WORK REQUIRED ->
Exactly reproduce each record listed below.
[START OF STORED ROWS]
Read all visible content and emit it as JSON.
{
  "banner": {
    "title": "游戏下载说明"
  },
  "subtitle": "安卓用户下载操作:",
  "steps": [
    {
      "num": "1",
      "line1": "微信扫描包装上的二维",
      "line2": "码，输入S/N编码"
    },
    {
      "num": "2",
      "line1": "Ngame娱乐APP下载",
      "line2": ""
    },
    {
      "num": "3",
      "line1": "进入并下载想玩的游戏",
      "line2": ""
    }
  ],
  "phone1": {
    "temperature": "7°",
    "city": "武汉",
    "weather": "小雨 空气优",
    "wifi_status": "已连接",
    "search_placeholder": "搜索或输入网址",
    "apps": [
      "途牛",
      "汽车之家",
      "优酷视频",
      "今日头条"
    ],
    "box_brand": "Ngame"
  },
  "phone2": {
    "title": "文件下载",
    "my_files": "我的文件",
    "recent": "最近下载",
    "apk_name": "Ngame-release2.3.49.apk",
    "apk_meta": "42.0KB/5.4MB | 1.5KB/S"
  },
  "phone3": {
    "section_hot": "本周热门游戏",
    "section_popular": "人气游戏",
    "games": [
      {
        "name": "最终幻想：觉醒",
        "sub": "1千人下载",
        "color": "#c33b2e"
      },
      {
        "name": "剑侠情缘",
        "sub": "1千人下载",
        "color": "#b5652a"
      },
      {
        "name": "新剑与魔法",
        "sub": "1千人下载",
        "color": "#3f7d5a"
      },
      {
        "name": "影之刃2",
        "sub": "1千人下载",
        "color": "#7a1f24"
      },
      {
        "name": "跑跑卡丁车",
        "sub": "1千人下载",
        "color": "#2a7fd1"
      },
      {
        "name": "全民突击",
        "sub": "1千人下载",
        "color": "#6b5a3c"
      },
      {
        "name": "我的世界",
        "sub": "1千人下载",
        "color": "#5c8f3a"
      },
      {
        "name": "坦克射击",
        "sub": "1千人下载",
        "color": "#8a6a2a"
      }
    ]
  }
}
[END OF STORED ROWS]
SOLUTION FOR THIS TASK ->
Read all visible content and emit it as JSON.
{
  "banner": {
    "title": "游戏下载说明"
  },
  "subtitle": "安卓用户下载操作:",
  "steps": [
    {
      "num": "1",
      "line1": "微信扫描包装上的二维",
      "line2": "码，输入S/N编码"
    },
    {
      "num": "2",
      "line1": "Ngame娱乐APP下载",
      "line2": ""
    },
    {
      "num": "3",
      "line1": "进入并下载想玩的游戏",
      "line2": ""
    }
  ],
  "phone1": {
    "temperature": "7°",
    "city": "武汉",
    "weather": "小雨 空气优",
    "wifi_status": "已连接",
    "search_placeholder": "搜索或输入网址",
    "apps": [
      "途牛",
      "汽车之家",
      "优酷视频",
      "今日头条"
    ],
    "box_brand": "Ngame"
  },
  "phone2": {
    "title": "文件下载",
    "my_files": "我的文件",
    "recent": "最近下载",
    "apk_name": "Ngame-release2.3.49.apk",
    "apk_meta": "42.0KB/5.4MB | 1.5KB/S"
  },
  "phone3": {
    "section_hot": "本周热门游戏",
    "section_popular": "人气游戏",
    "games": [
      {
        "name": "最终幻想：觉醒",
        "sub": "1千人下载",
        "color": "#c33b2e"
      },
      {
        "name": "剑侠情缘",
        "sub": "1千人下载",
        "color": "#b5652a"
      },
      {
        "name": "新剑与魔法",
        "sub": "1千人下载",
        "color": "#3f7d5a"
      },
      {
        "name": "影之刃2",
        "sub": "1千人下载",
        "color": "#7a1f24"
      },
      {
        "name": "跑跑卡丁车",
        "sub": "1千人下载",
        "color": "#2a7fd1"
      },
      {
        "name": "全民突击",
        "sub": "1千人下载",
        "color": "#6b5a3c"
      },
      {
        "name": "我的世界",
        "sub": "1千人下载",
        "color": "#5c8f3a"
      },
      {
        "name": "坦克射击",
        "sub": "1千人下载",
        "color": "#8a6a2a"
      }
    ]
  }
}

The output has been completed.